WRITTEN REQUEST 1 » In the passage on soil, what is soil that forms from the weathering of the underlying bedrock called?
WRITTEN REQUEST 2 » Pick up the passage on soil after its final sentence and carry on writing it.

DOCUMENT SEGMENT »
++++

Soil

The layers of weathered particles of earth material that contain organic matter and can support vegetation are defined as soil. Soil can be all or just part of the sedimentary material that covers the bedrock. For example, in Wisconsin the bedrock is covered by up to 120 meters (400 feet) of glacial gravel, sand, silt, and clay—yet only the upper few feet is considered to be soil. It can take hundreds of thousands of years to form soil. Soil contains mostly quartz and clay particles of varying sizes. The quartz sand grains help keep the soil porous, and the clay particles hold water and nutrients for plant growth. Loam contains sand, silt, and clay with abundant organic material. Topsoil is the upper part of a section of loam, has the highest organic content, and is considered to be the most fertile layer. The rocky subsoil underlies the topsoil and contains less organic material.

 

Residual soil and transported soil. When soil is developed from the weathering of the underlying bedrock it is called residual soil. Transported soil is deposited by agents such as ice and water and is not derived from the underlying bedrock. Examples include sand left by retreating glaciers and the mud that is left after a flood. Much of the rich black soil in the midwestern United States was deposited by melting glaciers about 10,000 years ago.

++++

GIVEN RECORDS »
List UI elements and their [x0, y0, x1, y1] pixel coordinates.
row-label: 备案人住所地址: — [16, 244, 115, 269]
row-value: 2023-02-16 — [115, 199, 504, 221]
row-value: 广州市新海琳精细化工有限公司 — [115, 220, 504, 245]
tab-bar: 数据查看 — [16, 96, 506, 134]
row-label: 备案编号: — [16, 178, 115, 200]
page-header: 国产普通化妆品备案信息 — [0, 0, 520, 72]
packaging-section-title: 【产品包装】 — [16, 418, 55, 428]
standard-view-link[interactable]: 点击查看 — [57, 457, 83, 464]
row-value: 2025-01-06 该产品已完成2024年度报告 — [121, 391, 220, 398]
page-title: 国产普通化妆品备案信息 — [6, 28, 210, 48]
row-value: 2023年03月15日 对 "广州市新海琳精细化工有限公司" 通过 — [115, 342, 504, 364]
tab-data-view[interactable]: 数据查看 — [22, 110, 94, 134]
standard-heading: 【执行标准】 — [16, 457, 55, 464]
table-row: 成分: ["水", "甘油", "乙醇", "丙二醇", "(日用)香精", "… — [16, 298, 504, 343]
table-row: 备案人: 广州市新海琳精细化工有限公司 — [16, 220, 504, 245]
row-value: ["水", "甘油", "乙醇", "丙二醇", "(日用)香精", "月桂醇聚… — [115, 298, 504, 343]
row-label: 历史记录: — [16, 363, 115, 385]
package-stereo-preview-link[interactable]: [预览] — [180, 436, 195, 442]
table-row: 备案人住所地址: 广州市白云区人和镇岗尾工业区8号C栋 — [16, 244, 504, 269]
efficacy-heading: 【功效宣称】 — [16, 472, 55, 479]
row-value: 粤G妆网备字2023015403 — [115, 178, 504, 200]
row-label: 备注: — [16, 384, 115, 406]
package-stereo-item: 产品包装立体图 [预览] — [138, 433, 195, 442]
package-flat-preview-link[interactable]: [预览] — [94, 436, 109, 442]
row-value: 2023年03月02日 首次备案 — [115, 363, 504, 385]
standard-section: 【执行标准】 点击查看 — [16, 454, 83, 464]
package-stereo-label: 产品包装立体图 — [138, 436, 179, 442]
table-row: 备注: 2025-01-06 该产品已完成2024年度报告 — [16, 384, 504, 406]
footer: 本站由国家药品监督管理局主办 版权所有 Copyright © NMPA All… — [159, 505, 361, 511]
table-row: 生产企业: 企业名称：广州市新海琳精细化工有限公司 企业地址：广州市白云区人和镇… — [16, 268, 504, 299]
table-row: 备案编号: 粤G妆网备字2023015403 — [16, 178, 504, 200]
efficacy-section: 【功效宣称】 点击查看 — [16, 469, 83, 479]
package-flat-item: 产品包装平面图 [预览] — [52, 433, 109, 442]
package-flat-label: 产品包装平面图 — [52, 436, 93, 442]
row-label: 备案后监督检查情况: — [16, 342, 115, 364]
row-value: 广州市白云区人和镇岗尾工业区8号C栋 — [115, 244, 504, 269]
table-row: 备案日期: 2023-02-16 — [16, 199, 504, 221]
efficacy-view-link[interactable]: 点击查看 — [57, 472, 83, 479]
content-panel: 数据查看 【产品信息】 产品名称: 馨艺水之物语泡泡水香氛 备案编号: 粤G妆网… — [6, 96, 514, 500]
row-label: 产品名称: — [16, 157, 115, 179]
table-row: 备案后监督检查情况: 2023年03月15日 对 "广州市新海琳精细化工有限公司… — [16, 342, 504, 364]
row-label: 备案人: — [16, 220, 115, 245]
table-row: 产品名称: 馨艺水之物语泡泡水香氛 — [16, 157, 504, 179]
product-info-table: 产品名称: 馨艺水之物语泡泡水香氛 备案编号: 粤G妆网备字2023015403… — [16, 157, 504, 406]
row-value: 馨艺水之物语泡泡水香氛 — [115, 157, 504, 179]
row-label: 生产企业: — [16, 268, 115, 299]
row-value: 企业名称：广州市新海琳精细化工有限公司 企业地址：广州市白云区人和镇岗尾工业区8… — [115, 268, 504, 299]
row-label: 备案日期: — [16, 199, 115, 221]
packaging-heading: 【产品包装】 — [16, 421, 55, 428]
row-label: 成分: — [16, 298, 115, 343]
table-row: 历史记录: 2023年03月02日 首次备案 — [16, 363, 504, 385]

++++

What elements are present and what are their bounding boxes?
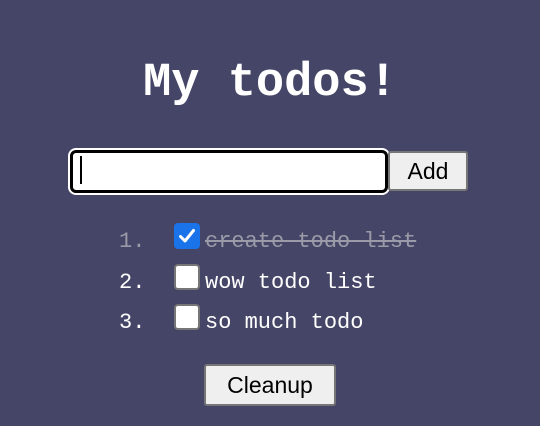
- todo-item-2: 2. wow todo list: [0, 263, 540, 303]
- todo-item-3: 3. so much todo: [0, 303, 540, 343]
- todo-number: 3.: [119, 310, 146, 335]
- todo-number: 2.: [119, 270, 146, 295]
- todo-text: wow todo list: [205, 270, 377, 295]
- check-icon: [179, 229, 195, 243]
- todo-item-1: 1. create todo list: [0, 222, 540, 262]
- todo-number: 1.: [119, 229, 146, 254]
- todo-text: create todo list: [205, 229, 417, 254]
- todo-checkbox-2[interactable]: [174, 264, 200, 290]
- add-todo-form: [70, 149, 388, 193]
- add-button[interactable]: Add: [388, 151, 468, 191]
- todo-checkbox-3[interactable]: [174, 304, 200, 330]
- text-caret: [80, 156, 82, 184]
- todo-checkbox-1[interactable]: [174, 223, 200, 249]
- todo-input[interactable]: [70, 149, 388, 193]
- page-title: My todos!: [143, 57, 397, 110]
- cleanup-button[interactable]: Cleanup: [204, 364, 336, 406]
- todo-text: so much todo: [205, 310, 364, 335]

++++

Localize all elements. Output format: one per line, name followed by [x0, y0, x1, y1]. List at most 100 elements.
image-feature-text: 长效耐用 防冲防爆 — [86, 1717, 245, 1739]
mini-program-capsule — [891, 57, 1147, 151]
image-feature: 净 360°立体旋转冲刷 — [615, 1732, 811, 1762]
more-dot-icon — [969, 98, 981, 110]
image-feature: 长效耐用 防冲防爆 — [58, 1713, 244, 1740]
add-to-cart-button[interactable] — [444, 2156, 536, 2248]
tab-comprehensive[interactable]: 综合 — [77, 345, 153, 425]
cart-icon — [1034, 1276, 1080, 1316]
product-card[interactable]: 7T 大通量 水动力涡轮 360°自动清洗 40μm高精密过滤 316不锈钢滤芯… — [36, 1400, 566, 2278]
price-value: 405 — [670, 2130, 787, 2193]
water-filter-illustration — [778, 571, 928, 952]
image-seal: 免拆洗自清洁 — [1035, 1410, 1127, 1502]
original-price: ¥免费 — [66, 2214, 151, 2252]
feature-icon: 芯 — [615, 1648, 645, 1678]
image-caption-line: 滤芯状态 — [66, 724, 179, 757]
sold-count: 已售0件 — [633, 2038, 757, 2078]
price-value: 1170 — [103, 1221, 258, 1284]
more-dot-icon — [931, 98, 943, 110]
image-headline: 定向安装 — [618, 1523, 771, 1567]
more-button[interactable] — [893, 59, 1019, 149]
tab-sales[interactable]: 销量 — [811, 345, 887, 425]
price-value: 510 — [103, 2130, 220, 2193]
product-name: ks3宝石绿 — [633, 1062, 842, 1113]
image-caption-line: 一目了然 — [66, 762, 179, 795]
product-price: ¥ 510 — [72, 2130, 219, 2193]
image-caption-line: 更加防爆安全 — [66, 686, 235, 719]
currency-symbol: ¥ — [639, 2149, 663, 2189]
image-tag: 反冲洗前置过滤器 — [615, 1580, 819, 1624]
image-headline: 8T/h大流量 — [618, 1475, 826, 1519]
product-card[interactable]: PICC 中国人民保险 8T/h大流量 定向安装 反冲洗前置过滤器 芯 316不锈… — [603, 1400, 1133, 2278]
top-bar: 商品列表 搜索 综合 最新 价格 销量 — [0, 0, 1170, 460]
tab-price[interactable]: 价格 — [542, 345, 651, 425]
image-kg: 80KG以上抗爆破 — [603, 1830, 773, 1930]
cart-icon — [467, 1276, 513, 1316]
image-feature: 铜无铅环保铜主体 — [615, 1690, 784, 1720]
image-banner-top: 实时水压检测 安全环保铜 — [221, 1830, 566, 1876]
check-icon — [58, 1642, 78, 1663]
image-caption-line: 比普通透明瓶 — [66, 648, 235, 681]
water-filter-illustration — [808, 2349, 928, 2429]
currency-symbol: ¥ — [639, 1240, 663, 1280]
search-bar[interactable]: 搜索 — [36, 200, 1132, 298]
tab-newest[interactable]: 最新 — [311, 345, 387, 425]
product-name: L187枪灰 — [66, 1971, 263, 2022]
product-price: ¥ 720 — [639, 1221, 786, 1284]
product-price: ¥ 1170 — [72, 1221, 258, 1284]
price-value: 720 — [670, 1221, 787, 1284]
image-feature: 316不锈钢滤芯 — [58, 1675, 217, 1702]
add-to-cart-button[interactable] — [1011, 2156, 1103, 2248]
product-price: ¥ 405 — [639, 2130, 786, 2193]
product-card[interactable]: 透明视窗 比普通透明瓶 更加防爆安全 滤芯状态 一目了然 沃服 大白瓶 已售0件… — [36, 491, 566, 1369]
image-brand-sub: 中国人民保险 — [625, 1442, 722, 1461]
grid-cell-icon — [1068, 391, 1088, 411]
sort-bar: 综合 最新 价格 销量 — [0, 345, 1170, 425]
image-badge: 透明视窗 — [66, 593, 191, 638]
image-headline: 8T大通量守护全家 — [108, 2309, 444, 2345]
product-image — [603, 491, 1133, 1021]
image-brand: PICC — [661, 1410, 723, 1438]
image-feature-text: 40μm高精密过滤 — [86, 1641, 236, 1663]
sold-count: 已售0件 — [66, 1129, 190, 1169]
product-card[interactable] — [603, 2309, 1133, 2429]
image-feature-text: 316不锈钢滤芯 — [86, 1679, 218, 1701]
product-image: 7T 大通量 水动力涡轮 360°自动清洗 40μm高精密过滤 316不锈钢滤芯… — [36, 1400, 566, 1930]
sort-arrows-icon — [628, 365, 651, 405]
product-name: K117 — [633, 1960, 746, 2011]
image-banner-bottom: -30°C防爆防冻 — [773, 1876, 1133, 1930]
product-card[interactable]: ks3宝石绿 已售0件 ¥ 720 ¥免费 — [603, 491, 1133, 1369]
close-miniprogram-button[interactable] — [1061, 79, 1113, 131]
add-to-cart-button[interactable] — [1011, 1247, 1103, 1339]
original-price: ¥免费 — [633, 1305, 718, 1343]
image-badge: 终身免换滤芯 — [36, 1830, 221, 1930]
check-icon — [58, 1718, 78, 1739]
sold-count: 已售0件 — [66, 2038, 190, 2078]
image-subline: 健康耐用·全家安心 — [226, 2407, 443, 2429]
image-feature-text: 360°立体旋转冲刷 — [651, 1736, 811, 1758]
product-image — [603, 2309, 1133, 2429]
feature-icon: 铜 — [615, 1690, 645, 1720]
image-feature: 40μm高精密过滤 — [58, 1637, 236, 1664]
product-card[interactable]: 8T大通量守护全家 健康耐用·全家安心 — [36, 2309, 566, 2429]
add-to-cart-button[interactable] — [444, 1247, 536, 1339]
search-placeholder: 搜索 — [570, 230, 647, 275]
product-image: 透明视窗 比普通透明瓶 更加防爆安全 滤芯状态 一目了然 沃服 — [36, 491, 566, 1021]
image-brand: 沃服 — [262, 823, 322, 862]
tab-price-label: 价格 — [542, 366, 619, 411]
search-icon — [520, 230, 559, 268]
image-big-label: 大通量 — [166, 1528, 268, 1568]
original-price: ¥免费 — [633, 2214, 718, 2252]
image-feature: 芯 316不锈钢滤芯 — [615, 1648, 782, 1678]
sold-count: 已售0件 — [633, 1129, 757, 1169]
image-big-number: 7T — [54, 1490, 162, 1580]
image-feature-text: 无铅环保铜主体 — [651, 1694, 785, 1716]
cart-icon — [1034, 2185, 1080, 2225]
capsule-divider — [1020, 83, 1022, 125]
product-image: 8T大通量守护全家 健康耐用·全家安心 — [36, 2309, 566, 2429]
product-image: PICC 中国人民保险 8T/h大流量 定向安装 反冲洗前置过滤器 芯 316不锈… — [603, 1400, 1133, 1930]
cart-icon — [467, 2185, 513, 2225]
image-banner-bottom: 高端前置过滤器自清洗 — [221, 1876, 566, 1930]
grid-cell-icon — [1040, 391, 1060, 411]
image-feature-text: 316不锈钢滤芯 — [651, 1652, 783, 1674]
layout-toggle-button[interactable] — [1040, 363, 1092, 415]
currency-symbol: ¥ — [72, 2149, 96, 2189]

++++

ANSWER 1 » Residual soil.

ANSWER 2 »
Soil horizons. A fully developed soil, or mature soil, consists of three layers, or soil horizons (Figure 1). The uppermost layer is called the A horizon. Meteoric water moves down through the horizon and typically leaches clay minerals, iron, and calcite from the soil. The top part of the A horizon consists of the dark, organic loamy topsoil (the thin layer of humus and plant litter on the surface that is usually considered part of the A horizon is sometimes referred to as the O horizon); the rest of the horizon is a pale yellowish‐tan.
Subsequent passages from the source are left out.